_Stated problem_.
Bring together all lines of the material below that contain the string "signal".

--- Input records ---

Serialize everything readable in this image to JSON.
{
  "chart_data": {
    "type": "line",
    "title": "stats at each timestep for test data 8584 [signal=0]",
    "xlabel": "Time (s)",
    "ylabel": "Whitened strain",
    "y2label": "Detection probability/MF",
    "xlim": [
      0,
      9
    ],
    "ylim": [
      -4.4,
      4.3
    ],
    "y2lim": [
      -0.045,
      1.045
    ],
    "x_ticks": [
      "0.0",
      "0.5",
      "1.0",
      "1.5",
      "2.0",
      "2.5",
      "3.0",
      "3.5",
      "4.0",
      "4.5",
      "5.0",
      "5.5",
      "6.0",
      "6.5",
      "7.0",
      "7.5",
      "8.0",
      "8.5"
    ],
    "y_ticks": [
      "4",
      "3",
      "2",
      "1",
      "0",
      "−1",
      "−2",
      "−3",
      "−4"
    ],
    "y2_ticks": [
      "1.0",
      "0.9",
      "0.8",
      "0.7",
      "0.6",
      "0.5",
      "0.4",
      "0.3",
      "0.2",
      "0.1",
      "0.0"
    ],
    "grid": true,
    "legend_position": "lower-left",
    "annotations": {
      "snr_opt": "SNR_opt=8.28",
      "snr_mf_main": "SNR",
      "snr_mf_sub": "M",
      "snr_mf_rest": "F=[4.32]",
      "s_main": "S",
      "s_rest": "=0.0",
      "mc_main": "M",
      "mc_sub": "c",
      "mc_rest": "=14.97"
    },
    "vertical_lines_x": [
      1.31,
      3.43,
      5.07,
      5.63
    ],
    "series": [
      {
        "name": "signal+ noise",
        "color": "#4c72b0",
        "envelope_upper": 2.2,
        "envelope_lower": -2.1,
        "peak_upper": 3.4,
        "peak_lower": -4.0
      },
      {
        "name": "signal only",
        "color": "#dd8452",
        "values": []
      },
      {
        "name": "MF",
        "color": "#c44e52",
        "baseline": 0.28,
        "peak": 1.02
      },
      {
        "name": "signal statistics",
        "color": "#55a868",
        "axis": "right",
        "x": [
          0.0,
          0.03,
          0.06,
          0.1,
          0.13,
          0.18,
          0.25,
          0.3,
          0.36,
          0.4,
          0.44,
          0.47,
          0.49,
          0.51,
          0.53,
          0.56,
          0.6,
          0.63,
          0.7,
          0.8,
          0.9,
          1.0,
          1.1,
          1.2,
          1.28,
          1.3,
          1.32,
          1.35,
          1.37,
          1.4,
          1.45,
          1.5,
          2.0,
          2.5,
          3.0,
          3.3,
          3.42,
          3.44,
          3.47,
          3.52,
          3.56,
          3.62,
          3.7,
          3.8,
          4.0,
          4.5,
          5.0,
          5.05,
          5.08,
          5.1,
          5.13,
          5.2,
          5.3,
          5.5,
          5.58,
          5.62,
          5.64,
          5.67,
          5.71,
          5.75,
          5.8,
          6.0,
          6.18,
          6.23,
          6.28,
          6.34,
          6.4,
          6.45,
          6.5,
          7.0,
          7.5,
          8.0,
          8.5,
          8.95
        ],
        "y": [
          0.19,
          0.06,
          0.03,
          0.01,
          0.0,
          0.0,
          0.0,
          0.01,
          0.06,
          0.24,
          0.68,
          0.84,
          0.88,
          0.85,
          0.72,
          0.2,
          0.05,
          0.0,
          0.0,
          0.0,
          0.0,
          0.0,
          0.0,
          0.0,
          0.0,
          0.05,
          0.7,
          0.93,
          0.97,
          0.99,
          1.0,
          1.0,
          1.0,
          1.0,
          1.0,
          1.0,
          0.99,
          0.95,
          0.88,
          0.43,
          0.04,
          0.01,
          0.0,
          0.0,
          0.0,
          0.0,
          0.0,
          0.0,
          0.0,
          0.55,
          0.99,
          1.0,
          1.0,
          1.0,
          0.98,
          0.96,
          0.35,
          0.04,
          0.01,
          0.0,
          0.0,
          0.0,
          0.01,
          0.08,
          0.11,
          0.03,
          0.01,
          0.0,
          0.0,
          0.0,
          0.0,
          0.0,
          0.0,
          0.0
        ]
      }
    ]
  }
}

---

_The result_.
    "title": "stats at each timestep for test data 8584 [signal=0]",
        "name": "signal+ noise",
        "name": "signal only",
        "name": "signal statistics",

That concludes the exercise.